-- start of RECORD LIST --

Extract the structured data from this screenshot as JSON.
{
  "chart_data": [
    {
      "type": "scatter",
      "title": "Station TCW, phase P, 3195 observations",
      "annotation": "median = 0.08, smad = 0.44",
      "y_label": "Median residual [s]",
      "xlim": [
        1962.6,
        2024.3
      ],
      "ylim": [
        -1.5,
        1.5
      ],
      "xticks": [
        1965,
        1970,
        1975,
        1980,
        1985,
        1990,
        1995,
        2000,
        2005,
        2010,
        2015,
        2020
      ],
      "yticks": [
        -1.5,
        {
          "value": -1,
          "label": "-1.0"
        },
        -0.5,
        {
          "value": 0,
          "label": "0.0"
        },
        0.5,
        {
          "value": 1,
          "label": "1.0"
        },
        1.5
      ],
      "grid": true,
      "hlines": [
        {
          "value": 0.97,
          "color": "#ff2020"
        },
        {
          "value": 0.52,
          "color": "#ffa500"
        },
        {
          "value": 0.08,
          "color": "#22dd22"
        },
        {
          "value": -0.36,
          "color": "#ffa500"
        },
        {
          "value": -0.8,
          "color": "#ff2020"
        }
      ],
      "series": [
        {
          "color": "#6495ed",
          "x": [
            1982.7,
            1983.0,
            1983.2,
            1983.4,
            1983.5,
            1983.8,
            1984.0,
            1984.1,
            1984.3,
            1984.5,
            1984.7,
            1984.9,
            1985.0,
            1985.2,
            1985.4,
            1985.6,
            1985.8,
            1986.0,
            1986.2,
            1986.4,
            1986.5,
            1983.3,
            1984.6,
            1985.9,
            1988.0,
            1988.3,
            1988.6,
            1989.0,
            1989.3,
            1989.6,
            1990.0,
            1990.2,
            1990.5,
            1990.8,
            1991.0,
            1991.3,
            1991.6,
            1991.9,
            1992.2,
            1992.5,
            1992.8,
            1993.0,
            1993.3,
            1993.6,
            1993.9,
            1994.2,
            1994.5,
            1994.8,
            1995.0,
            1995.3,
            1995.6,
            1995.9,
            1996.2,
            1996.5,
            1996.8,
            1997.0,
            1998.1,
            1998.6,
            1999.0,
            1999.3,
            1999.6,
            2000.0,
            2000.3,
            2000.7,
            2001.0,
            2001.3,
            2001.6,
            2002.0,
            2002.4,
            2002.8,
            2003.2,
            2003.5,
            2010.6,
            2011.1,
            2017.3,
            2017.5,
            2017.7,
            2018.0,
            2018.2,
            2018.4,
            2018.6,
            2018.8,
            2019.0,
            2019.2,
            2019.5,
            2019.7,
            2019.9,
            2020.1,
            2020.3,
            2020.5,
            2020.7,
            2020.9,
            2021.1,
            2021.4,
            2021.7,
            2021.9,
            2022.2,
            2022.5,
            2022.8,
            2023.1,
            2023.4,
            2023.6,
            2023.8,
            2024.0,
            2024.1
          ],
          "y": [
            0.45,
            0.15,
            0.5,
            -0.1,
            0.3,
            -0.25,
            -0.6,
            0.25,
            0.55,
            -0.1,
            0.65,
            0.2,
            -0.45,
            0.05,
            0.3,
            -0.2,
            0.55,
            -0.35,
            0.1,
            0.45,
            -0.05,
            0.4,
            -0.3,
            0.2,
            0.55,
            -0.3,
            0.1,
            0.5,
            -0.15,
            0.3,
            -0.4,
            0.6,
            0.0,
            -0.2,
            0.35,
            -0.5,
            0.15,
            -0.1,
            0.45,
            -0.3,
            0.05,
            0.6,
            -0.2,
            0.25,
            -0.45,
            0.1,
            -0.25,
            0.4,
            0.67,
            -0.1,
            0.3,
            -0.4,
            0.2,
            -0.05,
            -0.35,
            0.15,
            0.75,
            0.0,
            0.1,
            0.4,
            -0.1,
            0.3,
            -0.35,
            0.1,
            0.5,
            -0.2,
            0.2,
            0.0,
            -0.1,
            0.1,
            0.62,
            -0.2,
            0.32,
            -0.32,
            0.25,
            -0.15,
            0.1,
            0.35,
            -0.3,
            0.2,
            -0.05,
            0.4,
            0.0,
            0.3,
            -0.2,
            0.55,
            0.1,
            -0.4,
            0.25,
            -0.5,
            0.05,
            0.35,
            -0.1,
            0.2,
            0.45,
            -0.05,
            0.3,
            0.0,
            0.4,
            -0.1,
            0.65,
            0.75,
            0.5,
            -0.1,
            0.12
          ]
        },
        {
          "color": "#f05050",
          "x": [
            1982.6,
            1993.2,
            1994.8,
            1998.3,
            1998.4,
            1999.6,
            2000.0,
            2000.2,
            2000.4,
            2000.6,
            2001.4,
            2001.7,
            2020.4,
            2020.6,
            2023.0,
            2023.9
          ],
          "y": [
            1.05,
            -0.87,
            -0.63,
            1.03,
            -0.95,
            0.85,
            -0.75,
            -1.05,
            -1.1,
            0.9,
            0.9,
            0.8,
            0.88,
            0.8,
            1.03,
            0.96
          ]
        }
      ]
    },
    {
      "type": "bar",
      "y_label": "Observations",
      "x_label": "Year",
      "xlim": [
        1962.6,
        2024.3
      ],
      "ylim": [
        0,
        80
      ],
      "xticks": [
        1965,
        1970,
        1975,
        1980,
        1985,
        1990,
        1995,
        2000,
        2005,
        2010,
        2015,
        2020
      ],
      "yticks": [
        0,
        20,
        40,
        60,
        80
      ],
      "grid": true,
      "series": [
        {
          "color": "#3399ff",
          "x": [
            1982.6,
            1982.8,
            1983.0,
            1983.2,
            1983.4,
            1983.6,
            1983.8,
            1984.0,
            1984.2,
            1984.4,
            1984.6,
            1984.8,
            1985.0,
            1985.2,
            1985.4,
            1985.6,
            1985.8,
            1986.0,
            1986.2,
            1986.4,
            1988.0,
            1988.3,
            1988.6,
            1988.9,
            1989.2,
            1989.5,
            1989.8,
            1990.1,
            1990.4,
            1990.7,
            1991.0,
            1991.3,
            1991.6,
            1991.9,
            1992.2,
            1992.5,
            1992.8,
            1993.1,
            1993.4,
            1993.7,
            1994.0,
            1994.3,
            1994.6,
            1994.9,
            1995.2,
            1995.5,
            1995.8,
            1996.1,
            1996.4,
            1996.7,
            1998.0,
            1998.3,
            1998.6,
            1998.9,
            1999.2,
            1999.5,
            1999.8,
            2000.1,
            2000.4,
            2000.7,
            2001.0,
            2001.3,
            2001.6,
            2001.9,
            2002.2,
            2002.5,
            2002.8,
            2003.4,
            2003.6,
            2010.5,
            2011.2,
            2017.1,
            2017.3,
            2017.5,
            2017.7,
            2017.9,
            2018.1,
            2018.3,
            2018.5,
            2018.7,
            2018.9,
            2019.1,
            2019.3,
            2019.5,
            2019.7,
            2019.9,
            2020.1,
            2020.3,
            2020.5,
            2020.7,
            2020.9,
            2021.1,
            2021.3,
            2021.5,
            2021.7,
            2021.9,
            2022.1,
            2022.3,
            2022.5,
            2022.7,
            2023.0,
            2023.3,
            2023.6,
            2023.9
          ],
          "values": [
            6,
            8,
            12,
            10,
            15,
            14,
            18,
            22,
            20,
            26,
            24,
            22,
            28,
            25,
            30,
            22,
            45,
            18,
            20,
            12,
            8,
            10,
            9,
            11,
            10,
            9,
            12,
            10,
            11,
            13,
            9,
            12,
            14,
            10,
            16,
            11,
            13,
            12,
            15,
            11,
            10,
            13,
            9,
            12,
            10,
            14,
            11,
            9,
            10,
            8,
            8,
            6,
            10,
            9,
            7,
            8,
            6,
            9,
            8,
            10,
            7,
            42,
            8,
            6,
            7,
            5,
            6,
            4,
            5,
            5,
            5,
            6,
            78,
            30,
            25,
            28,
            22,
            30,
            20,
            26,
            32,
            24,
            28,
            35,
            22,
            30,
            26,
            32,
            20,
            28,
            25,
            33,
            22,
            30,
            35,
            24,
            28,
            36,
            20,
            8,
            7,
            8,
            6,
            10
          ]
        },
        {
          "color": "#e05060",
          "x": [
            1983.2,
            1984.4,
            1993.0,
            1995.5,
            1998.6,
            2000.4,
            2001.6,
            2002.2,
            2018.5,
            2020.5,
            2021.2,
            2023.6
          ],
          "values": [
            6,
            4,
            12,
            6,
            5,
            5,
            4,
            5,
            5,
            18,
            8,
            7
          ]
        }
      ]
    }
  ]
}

-- end of RECORD LIST --

WHAT TO PRODUCE: Copy every line in the records above that contains the word "color".

RESPONSE:
          "color": "#ff2020"
          "color": "#ffa500"
          "color": "#22dd22"
          "color": "#ffa500"
          "color": "#ff2020"
          "color": "#6495ed",
          "color": "#f05050",
          "color": "#3399ff",
          "color": "#e05060",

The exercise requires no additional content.